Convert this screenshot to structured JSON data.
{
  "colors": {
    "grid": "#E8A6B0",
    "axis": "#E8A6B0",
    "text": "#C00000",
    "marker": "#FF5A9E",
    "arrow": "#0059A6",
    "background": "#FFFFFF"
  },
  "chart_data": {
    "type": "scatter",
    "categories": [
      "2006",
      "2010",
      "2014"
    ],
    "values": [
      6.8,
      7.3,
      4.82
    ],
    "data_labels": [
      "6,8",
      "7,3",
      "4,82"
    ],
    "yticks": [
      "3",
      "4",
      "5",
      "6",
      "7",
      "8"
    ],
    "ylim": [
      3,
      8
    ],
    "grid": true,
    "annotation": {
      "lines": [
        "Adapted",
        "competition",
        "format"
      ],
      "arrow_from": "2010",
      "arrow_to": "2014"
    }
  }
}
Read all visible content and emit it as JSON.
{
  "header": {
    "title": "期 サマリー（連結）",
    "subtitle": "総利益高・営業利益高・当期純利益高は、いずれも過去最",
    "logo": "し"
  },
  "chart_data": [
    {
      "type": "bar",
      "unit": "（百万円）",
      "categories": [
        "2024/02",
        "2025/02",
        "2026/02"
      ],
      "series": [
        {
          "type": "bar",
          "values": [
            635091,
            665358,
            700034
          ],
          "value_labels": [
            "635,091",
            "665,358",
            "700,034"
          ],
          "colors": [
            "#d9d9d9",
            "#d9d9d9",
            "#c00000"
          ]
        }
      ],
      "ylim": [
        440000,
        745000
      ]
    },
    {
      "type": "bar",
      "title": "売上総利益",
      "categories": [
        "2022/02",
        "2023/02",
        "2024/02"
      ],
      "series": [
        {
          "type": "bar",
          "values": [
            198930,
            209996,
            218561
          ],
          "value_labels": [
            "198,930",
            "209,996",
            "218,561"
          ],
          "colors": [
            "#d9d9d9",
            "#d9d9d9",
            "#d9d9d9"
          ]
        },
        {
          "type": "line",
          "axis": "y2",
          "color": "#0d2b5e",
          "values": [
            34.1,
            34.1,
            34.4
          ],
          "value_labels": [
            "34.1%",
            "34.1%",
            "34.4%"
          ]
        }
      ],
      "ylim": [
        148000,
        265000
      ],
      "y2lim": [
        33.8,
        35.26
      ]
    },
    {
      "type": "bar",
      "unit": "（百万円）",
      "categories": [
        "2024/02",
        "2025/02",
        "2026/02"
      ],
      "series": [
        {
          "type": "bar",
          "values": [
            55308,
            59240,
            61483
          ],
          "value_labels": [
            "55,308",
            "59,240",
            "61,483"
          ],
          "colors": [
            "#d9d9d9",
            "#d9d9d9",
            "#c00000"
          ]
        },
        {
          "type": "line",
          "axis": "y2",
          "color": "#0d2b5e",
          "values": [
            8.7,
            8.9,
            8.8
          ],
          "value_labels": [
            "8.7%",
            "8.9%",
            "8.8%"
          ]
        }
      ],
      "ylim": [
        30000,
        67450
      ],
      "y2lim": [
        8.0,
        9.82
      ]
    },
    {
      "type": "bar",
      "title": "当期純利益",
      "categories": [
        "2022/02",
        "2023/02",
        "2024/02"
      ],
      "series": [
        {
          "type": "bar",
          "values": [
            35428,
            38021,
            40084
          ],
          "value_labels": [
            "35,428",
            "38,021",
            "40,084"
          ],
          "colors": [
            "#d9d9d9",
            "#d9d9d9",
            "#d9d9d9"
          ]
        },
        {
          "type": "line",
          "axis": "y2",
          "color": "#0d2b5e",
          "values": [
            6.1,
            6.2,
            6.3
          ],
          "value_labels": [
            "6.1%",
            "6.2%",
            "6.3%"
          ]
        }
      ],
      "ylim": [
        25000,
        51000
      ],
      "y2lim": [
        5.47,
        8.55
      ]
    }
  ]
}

To do> Make an exact copy of the material above.

The result>
Convert this screenshot to structured JSON data.
{
  "colors": {
    "grid": "#E8A6B0",
    "axis": "#E8A6B0",
    "text": "#C00000",
    "marker": "#FF5A9E",
    "arrow": "#0059A6",
    "background": "#FFFFFF"
  },
  "chart_data": {
    "type": "scatter",
    "categories": [
      "2006",
      "2010",
      "2014"
    ],
    "values": [
      6.8,
      7.3,
      4.82
    ],
    "data_labels": [
      "6,8",
      "7,3",
      "4,82"
    ],
    "yticks": [
      "3",
      "4",
      "5",
      "6",
      "7",
      "8"
    ],
    "ylim": [
      3,
      8
    ],
    "grid": true,
    "annotation": {
      "lines": [
        "Adapted",
        "competition",
        "format"
      ],
      "arrow_from": "2010",
      "arrow_to": "2014"
    }
  }
}
Read all visible content and emit it as JSON.
{
  "header": {
    "title": "期 サマリー（連結）",
    "subtitle": "総利益高・営業利益高・当期純利益高は、いずれも過去最",
    "logo": "し"
  },
  "chart_data": [
    {
      "type": "bar",
      "unit": "（百万円）",
      "categories": [
        "2024/02",
        "2025/02",
        "2026/02"
      ],
      "series": [
        {
          "type": "bar",
          "values": [
            635091,
            665358,
            700034
          ],
          "value_labels": [
            "635,091",
            "665,358",
            "700,034"
          ],
          "colors": [
            "#d9d9d9",
            "#d9d9d9",
            "#c00000"
          ]
        }
      ],
      "ylim": [
        440000,
        745000
      ]
    },
    {
      "type": "bar",
      "title": "売上総利益",
      "categories": [
        "2022/02",
        "2023/02",
        "2024/02"
      ],
      "series": [
        {
          "type": "bar",
          "values": [
            198930,
            209996,
            218561
          ],
          "value_labels": [
            "198,930",
            "209,996",
            "218,561"
          ],
          "colors": [
            "#d9d9d9",
            "#d9d9d9",
            "#d9d9d9"
          ]
        },
        {
          "type": "line",
          "axis": "y2",
          "color": "#0d2b5e",
          "values": [
            34.1,
            34.1,
            34.4
          ],
          "value_labels": [
            "34.1%",
            "34.1%",
            "34.4%"
          ]
        }
      ],
      "ylim": [
        148000,
        265000
      ],
      "y2lim": [
        33.8,
        35.26
      ]
    },
    {
      "type": "bar",
      "unit": "（百万円）",
      "categories": [
        "2024/02",
        "2025/02",
        "2026/02"
      ],
      "series": [
        {
          "type": "bar",
          "values": [
            55308,
            59240,
            61483
          ],
          "value_labels": [
            "55,308",
            "59,240",
            "61,483"
          ],
          "colors": [
            "#d9d9d9",
            "#d9d9d9",
            "#c00000"
          ]
        },
        {
          "type": "line",
          "axis": "y2",
          "color": "#0d2b5e",
          "values": [
            8.7,
            8.9,
            8.8
          ],
          "value_labels": [
            "8.7%",
            "8.9%",
            "8.8%"
          ]
        }
      ],
      "ylim": [
        30000,
        67450
      ],
      "y2lim": [
        8.0,
        9.82
      ]
    },
    {
      "type": "bar",
      "title": "当期純利益",
      "categories": [
        "2022/02",
        "2023/02",
        "2024/02"
      ],
      "series": [
        {
          "type": "bar",
          "values": [
            35428,
            38021,
            40084
          ],
          "value_labels": [
            "35,428",
            "38,021",
            "40,084"
          ],
          "colors": [
            "#d9d9d9",
            "#d9d9d9",
            "#d9d9d9"
          ]
        },
        {
          "type": "line",
          "axis": "y2",
          "color": "#0d2b5e",
          "values": [
            6.1,
            6.2,
            6.3
          ],
          "value_labels": [
            "6.1%",
            "6.2%",
            "6.3%"
          ]
        }
      ],
      "ylim": [
        25000,
        51000
      ],
      "y2lim": [
        5.47,
        8.55
      ]
    }
  ]
}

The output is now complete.